● Job:
Search the data below for the word "身份证号" and copy each line that holds it.

● Extracted records:
· · · · ·

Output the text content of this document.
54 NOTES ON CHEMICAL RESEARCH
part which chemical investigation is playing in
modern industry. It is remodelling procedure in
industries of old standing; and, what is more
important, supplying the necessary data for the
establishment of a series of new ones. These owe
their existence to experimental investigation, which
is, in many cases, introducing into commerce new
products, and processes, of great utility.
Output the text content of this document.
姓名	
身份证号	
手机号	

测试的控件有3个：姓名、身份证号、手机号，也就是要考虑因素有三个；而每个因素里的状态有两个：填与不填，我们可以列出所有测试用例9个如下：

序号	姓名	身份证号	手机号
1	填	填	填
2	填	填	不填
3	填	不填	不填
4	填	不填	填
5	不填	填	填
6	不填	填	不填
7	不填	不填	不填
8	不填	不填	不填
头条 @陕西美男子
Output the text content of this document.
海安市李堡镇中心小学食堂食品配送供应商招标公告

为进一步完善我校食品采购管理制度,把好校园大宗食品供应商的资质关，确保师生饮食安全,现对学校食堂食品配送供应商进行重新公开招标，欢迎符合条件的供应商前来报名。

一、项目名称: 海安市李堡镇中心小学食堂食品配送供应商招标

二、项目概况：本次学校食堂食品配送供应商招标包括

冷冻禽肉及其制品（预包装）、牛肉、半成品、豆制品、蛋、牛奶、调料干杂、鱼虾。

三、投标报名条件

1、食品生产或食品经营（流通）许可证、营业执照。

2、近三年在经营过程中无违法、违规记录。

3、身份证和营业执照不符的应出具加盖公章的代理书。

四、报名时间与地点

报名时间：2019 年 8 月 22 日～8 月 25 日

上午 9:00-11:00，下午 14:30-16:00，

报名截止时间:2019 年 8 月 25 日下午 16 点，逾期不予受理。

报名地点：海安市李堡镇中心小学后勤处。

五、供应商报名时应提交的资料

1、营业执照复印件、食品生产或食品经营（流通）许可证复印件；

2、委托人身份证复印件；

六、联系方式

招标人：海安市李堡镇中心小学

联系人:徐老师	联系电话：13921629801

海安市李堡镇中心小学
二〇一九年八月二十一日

· · · · ·

● Answer to the problem:
身份证号	
测试的控件有3个：姓名、身份证号、手机号，也就是要考虑因素有三个；而每个因素里的状态有两个：填与不填，我们可以列出所有测试用例9个如下：
序号	姓名	身份证号	手机号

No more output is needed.